**WHAT IS REQUIRED**: Go through the listing and write out all of it exactly.

**RECORDS FOR THE TASK**:

☆ ☆ ☆ ☆ ☆

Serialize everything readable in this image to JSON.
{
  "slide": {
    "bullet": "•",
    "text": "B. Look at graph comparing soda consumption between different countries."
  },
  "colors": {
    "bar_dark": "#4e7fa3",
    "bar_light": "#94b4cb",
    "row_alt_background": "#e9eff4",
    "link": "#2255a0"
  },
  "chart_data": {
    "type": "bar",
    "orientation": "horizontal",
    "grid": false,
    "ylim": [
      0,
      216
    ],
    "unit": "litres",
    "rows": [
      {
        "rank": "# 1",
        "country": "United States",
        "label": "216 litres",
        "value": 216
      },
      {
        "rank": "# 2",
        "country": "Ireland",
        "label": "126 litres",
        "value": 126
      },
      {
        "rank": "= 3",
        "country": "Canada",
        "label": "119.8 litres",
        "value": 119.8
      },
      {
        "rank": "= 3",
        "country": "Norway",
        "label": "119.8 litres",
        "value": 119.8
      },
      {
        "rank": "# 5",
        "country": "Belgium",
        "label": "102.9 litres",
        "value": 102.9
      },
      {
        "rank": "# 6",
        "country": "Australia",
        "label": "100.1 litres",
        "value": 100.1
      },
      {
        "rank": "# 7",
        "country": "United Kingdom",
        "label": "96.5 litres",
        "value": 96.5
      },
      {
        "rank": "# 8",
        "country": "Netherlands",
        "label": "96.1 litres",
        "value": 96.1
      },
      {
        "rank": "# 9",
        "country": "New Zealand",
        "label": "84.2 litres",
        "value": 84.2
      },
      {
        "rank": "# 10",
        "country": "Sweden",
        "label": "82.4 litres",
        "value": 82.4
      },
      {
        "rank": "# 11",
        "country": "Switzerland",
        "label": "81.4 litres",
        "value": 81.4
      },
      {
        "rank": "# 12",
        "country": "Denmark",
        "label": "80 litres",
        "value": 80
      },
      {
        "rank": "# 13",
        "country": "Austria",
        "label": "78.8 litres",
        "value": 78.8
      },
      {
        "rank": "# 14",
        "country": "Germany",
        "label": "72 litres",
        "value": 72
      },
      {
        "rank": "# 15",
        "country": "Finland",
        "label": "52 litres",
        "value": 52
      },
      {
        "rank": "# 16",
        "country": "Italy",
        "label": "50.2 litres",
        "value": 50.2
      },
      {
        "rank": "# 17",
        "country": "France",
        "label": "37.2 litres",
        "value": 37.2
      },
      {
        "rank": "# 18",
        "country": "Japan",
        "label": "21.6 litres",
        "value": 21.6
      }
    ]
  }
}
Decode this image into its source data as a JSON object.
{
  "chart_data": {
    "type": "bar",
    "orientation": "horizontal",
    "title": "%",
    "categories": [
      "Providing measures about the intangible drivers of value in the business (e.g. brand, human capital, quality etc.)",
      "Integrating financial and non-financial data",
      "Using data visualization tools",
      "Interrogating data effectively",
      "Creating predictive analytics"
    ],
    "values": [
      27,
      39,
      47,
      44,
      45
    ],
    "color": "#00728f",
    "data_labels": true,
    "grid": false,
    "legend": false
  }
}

☆ ☆ ☆ ☆ ☆

**REPLY TO THE EXERCISE**:
Serialize everything readable in this image to JSON.
{
  "slide": {
    "bullet": "•",
    "text": "B. Look at graph comparing soda consumption between different countries."
  },
  "colors": {
    "bar_dark": "#4e7fa3",
    "bar_light": "#94b4cb",
    "row_alt_background": "#e9eff4",
    "link": "#2255a0"
  },
  "chart_data": {
    "type": "bar",
    "orientation": "horizontal",
    "grid": false,
    "ylim": [
      0,
      216
    ],
    "unit": "litres",
    "rows": [
      {
        "rank": "# 1",
        "country": "United States",
        "label": "216 litres",
        "value": 216
      },
      {
        "rank": "# 2",
        "country": "Ireland",
        "label": "126 litres",
        "value": 126
      },
      {
        "rank": "= 3",
        "country": "Canada",
        "label": "119.8 litres",
        "value": 119.8
      },
      {
        "rank": "= 3",
        "country": "Norway",
        "label": "119.8 litres",
        "value": 119.8
      },
      {
        "rank": "# 5",
        "country": "Belgium",
        "label": "102.9 litres",
        "value": 102.9
      },
      {
        "rank": "# 6",
        "country": "Australia",
        "label": "100.1 litres",
        "value": 100.1
      },
      {
        "rank": "# 7",
        "country": "United Kingdom",
        "label": "96.5 litres",
        "value": 96.5
      },
      {
        "rank": "# 8",
        "country": "Netherlands",
        "label": "96.1 litres",
        "value": 96.1
      },
      {
        "rank": "# 9",
        "country": "New Zealand",
        "label": "84.2 litres",
        "value": 84.2
      },
      {
        "rank": "# 10",
        "country": "Sweden",
        "label": "82.4 litres",
        "value": 82.4
      },
      {
        "rank": "# 11",
        "country": "Switzerland",
        "label": "81.4 litres",
        "value": 81.4
      },
      {
        "rank": "# 12",
        "country": "Denmark",
        "label": "80 litres",
        "value": 80
      },
      {
        "rank": "# 13",
        "country": "Austria",
        "label": "78.8 litres",
        "value": 78.8
      },
      {
        "rank": "# 14",
        "country": "Germany",
        "label": "72 litres",
        "value": 72
      },
      {
        "rank": "# 15",
        "country": "Finland",
        "label": "52 litres",
        "value": 52
      },
      {
        "rank": "# 16",
        "country": "Italy",
        "label": "50.2 litres",
        "value": 50.2
      },
      {
        "rank": "# 17",
        "country": "France",
        "label": "37.2 litres",
        "value": 37.2
      },
      {
        "rank": "# 18",
        "country": "Japan",
        "label": "21.6 litres",
        "value": 21.6
      }
    ]
  }
}
Decode this image into its source data as a JSON object.
{
  "chart_data": {
    "type": "bar",
    "orientation": "horizontal",
    "title": "%",
    "categories": [
      "Providing measures about the intangible drivers of value in the business (e.g. brand, human capital, quality etc.)",
      "Integrating financial and non-financial data",
      "Using data visualization tools",
      "Interrogating data effectively",
      "Creating predictive analytics"
    ],
    "values": [
      27,
      39,
      47,
      44,
      45
    ],
    "color": "#00728f",
    "data_labels": true,
    "grid": false,
    "legend": false
  }
}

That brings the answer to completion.